→ **GOAL OF THE EXERCISE**
Output the data below in full, character for character.

→ **RECORDED INFORMATION**
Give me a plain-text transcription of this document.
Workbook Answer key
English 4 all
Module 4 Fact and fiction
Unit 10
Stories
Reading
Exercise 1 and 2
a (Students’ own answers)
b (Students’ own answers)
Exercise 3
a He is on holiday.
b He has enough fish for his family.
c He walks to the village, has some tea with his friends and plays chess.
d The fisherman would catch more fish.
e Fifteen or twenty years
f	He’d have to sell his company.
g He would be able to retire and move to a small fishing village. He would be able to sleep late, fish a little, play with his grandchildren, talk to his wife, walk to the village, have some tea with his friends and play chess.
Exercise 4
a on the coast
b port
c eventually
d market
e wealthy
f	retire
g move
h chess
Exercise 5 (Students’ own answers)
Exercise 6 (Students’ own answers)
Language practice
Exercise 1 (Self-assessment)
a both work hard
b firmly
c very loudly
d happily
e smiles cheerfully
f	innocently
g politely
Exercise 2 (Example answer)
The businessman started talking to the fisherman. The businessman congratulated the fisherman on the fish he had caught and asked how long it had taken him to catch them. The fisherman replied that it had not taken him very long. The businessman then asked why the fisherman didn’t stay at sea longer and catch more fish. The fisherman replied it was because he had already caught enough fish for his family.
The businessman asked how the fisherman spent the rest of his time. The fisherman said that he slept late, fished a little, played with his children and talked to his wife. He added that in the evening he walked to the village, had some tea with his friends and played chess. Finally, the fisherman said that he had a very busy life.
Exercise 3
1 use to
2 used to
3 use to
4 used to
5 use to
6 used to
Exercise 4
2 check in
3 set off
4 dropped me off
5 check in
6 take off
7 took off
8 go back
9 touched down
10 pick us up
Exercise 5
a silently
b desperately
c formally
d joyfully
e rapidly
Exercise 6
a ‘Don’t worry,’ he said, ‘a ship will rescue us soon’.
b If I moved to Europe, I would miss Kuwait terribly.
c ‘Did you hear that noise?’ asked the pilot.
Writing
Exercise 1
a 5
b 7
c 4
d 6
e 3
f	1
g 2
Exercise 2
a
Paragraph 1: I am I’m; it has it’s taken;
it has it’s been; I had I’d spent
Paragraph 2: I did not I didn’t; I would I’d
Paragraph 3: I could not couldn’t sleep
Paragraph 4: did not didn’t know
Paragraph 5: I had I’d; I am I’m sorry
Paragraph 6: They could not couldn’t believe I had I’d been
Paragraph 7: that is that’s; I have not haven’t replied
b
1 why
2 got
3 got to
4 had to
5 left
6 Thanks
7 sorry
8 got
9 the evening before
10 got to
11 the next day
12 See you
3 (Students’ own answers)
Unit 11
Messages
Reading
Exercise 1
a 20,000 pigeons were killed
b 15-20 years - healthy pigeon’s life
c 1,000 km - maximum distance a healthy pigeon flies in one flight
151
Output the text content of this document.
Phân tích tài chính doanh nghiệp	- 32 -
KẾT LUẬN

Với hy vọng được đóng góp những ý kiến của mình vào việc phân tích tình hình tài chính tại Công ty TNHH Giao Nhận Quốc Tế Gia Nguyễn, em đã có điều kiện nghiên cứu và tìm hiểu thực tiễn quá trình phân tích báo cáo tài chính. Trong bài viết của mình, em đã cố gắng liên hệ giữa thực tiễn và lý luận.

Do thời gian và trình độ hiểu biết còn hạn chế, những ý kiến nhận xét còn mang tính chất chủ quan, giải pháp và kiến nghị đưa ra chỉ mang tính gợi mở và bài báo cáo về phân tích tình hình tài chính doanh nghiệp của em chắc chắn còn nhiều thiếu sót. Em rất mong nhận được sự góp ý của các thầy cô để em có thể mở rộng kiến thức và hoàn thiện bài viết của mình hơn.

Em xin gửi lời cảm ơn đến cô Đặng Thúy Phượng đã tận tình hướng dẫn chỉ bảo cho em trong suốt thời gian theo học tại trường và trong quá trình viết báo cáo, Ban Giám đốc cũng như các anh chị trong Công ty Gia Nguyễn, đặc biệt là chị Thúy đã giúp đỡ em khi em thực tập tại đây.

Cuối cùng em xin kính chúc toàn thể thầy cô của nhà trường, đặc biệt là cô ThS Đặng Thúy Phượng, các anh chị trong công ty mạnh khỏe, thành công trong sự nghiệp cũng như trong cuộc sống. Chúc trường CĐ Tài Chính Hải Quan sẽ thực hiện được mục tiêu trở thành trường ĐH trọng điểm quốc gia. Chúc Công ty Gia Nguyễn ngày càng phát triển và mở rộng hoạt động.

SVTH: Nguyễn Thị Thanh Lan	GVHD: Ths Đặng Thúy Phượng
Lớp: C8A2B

→ **CORRECT OUTPUT**
Give me a plain-text transcription of this document.
Workbook Answer key
English 4 all
Module 4 Fact and fiction
Unit 10
Stories
Reading
Exercise 1 and 2
a (Students’ own answers)
b (Students’ own answers)
Exercise 3
a He is on holiday.
b He has enough fish for his family.
c He walks to the village, has some tea with his friends and plays chess.
d The fisherman would catch more fish.
e Fifteen or twenty years
f	He’d have to sell his company.
g He would be able to retire and move to a small fishing village. He would be able to sleep late, fish a little, play with his grandchildren, talk to his wife, walk to the village, have some tea with his friends and play chess.
Exercise 4
a on the coast
b port
c eventually
d market
e wealthy
f	retire
g move
h chess
Exercise 5 (Students’ own answers)
Exercise 6 (Students’ own answers)
Language practice
Exercise 1 (Self-assessment)
a both work hard
b firmly
c very loudly
d happily
e smiles cheerfully
f	innocently
g politely
Exercise 2 (Example answer)
The businessman started talking to the fisherman. The businessman congratulated the fisherman on the fish he had caught and asked how long it had taken him to catch them. The fisherman replied that it had not taken him very long. The businessman then asked why the fisherman didn’t stay at sea longer and catch more fish. The fisherman replied it was because he had already caught enough fish for his family.
The businessman asked how the fisherman spent the rest of his time. The fisherman said that he slept late, fished a little, played with his children and talked to his wife. He added that in the evening he walked to the village, had some tea with his friends and played chess. Finally, the fisherman said that he had a very busy life.
Exercise 3
1 use to
2 used to
3 use to
4 used to
5 use to
6 used to
Exercise 4
2 check in
3 set off
4 dropped me off
5 check in
6 take off
7 took off
8 go back
9 touched down
10 pick us up
Exercise 5
a silently
b desperately
c formally
d joyfully
e rapidly
Exercise 6
a ‘Don’t worry,’ he said, ‘a ship will rescue us soon’.
b If I moved to Europe, I would miss Kuwait terribly.
c ‘Did you hear that noise?’ asked the pilot.
Writing
Exercise 1
a 5
b 7
c 4
d 6
e 3
f	1
g 2
Exercise 2
a
Paragraph 1: I am I’m; it has it’s taken;
it has it’s been; I had I’d spent
Paragraph 2: I did not I didn’t; I would I’d
Paragraph 3: I could not couldn’t sleep
Paragraph 4: did not didn’t know
Paragraph 5: I had I’d; I am I’m sorry
Paragraph 6: They could not couldn’t believe I had I’d been
Paragraph 7: that is that’s; I have not haven’t replied
b
1 why
2 got
3 got to
4 had to
5 left
6 Thanks
7 sorry
8 got
9 the evening before
10 got to
11 the next day
12 See you
3 (Students’ own answers)
Unit 11
Messages
Reading
Exercise 1
a 20,000 pigeons were killed
b 15-20 years - healthy pigeon’s life
c 1,000 km - maximum distance a healthy pigeon flies in one flight
151
Output the text content of this document.
Phân tích tài chính doanh nghiệp	- 32 -
KẾT LUẬN

Với hy vọng được đóng góp những ý kiến của mình vào việc phân tích tình hình tài chính tại Công ty TNHH Giao Nhận Quốc Tế Gia Nguyễn, em đã có điều kiện nghiên cứu và tìm hiểu thực tiễn quá trình phân tích báo cáo tài chính. Trong bài viết của mình, em đã cố gắng liên hệ giữa thực tiễn và lý luận.

Do thời gian và trình độ hiểu biết còn hạn chế, những ý kiến nhận xét còn mang tính chất chủ quan, giải pháp và kiến nghị đưa ra chỉ mang tính gợi mở và bài báo cáo về phân tích tình hình tài chính doanh nghiệp của em chắc chắn còn nhiều thiếu sót. Em rất mong nhận được sự góp ý của các thầy cô để em có thể mở rộng kiến thức và hoàn thiện bài viết của mình hơn.

Em xin gửi lời cảm ơn đến cô Đặng Thúy Phượng đã tận tình hướng dẫn chỉ bảo cho em trong suốt thời gian theo học tại trường và trong quá trình viết báo cáo, Ban Giám đốc cũng như các anh chị trong Công ty Gia Nguyễn, đặc biệt là chị Thúy đã giúp đỡ em khi em thực tập tại đây.

Cuối cùng em xin kính chúc toàn thể thầy cô của nhà trường, đặc biệt là cô ThS Đặng Thúy Phượng, các anh chị trong công ty mạnh khỏe, thành công trong sự nghiệp cũng như trong cuộc sống. Chúc trường CĐ Tài Chính Hải Quan sẽ thực hiện được mục tiêu trở thành trường ĐH trọng điểm quốc gia. Chúc Công ty Gia Nguyễn ngày càng phát triển và mở rộng hoạt động.

SVTH: Nguyễn Thị Thanh Lan	GVHD: Ths Đặng Thúy Phượng
Lớp: C8A2B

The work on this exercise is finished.